Begin
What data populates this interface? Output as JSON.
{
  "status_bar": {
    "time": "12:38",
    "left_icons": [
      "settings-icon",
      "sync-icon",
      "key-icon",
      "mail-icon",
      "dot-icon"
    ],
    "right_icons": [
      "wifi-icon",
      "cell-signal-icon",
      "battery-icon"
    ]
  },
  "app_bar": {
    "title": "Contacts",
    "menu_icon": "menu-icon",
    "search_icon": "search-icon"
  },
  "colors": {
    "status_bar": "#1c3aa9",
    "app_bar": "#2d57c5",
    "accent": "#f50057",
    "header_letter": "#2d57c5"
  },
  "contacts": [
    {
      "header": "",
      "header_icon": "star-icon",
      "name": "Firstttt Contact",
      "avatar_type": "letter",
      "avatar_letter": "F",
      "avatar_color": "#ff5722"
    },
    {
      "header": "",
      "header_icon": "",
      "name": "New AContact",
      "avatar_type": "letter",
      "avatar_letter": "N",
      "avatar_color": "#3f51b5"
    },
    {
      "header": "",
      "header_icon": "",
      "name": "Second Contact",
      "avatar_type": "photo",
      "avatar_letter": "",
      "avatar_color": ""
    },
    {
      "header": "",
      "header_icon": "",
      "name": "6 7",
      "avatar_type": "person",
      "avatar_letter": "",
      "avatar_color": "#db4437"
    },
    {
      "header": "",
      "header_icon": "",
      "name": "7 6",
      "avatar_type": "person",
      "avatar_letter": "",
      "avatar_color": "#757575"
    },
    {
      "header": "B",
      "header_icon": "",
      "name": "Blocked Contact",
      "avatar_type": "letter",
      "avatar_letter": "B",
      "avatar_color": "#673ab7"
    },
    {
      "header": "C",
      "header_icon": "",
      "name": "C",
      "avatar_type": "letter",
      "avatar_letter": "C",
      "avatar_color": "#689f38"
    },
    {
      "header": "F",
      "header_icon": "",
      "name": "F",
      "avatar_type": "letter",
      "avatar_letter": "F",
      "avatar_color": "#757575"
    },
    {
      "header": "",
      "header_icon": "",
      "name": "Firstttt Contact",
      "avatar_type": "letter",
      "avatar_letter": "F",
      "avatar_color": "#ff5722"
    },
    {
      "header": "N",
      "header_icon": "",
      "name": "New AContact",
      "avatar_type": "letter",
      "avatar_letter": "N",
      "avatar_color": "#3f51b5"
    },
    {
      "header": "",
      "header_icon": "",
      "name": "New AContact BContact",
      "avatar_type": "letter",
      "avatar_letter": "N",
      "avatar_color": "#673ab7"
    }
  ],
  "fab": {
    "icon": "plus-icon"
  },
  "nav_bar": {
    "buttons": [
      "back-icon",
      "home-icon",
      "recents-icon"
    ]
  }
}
End
§ What is required
Every line of the data above should be reproduced word for word.

§ Exercise response
What data populates this interface? Output as JSON.
{
  "status_bar": {
    "time": "12:38",
    "left_icons": [
      "settings-icon",
      "sync-icon",
      "key-icon",
      "mail-icon",
      "dot-icon"
    ],
    "right_icons": [
      "wifi-icon",
      "cell-signal-icon",
      "battery-icon"
    ]
  },
  "app_bar": {
    "title": "Contacts",
    "menu_icon": "menu-icon",
    "search_icon": "search-icon"
  },
  "colors": {
    "status_bar": "#1c3aa9",
    "app_bar": "#2d57c5",
    "accent": "#f50057",
    "header_letter": "#2d57c5"
  },
  "contacts": [
    {
      "header": "",
      "header_icon": "star-icon",
      "name": "Firstttt Contact",
      "avatar_type": "letter",
      "avatar_letter": "F",
      "avatar_color": "#ff5722"
    },
    {
      "header": "",
      "header_icon": "",
      "name": "New AContact",
      "avatar_type": "letter",
      "avatar_letter": "N",
      "avatar_color": "#3f51b5"
    },
    {
      "header": "",
      "header_icon": "",
      "name": "Second Contact",
      "avatar_type": "photo",
      "avatar_letter": "",
      "avatar_color": ""
    },
    {
      "header": "",
      "header_icon": "",
      "name": "6 7",
      "avatar_type": "person",
      "avatar_letter": "",
      "avatar_color": "#db4437"
    },
    {
      "header": "",
      "header_icon": "",
      "name": "7 6",
      "avatar_type": "person",
      "avatar_letter": "",
      "avatar_color": "#757575"
    },
    {
      "header": "B",
      "header_icon": "",
      "name": "Blocked Contact",
      "avatar_type": "letter",
      "avatar_letter": "B",
      "avatar_color": "#673ab7"
    },
    {
      "header": "C",
      "header_icon": "",
      "name": "C",
      "avatar_type": "letter",
      "avatar_letter": "C",
      "avatar_color": "#689f38"
    },
    {
      "header": "F",
      "header_icon": "",
      "name": "F",
      "avatar_type": "letter",
      "avatar_letter": "F",
      "avatar_color": "#757575"
    },
    {
      "header": "",
      "header_icon": "",
      "name": "Firstttt Contact",
      "avatar_type": "letter",
      "avatar_letter": "F",
      "avatar_color": "#ff5722"
    },
    {
      "header": "N",
      "header_icon": "",
      "name": "New AContact",
      "avatar_type": "letter",
      "avatar_letter": "N",
      "avatar_color": "#3f51b5"
    },
    {
      "header": "",
      "header_icon": "",
      "name": "New AContact BContact",
      "avatar_type": "letter",
      "avatar_letter": "N",
      "avatar_color": "#673ab7"
    }
  ],
  "fab": {
    "icon": "plus-icon"
  },
  "nav_bar": {
    "buttons": [
      "back-icon",
      "home-icon",
      "recents-icon"
    ]
  }
}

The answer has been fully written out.